- [Dataset records]

--- BEGIN ---

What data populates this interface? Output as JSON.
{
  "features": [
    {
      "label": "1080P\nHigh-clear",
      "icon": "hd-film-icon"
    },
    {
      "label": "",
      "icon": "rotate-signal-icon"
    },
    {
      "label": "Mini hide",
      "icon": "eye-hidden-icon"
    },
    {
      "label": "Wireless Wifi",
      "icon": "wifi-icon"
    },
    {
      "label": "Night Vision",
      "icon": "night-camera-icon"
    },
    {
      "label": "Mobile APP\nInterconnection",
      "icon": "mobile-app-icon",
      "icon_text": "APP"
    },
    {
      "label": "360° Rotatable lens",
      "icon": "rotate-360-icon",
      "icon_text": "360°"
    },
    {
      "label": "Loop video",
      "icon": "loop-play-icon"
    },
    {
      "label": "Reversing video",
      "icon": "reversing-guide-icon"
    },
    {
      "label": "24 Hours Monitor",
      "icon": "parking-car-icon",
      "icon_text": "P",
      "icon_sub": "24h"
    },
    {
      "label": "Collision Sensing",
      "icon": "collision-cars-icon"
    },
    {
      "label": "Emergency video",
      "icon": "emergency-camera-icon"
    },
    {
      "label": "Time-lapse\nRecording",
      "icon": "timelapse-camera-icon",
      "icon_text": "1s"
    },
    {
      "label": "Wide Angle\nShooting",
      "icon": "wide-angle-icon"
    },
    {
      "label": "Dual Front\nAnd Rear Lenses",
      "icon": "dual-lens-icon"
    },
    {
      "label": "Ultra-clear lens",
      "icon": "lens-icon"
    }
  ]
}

--- END ---

- [Description of the task] Please quote every record above exactly as it appears.

- [Solution to this problem]
What data populates this interface? Output as JSON.
{
  "features": [
    {
      "label": "1080P\nHigh-clear",
      "icon": "hd-film-icon"
    },
    {
      "label": "",
      "icon": "rotate-signal-icon"
    },
    {
      "label": "Mini hide",
      "icon": "eye-hidden-icon"
    },
    {
      "label": "Wireless Wifi",
      "icon": "wifi-icon"
    },
    {
      "label": "Night Vision",
      "icon": "night-camera-icon"
    },
    {
      "label": "Mobile APP\nInterconnection",
      "icon": "mobile-app-icon",
      "icon_text": "APP"
    },
    {
      "label": "360° Rotatable lens",
      "icon": "rotate-360-icon",
      "icon_text": "360°"
    },
    {
      "label": "Loop video",
      "icon": "loop-play-icon"
    },
    {
      "label": "Reversing video",
      "icon": "reversing-guide-icon"
    },
    {
      "label": "24 Hours Monitor",
      "icon": "parking-car-icon",
      "icon_text": "P",
      "icon_sub": "24h"
    },
    {
      "label": "Collision Sensing",
      "icon": "collision-cars-icon"
    },
    {
      "label": "Emergency video",
      "icon": "emergency-camera-icon"
    },
    {
      "label": "Time-lapse\nRecording",
      "icon": "timelapse-camera-icon",
      "icon_text": "1s"
    },
    {
      "label": "Wide Angle\nShooting",
      "icon": "wide-angle-icon"
    },
    {
      "label": "Dual Front\nAnd Rear Lenses",
      "icon": "dual-lens-icon"
    },
    {
      "label": "Ultra-clear lens",
      "icon": "lens-icon"
    }
  ]
}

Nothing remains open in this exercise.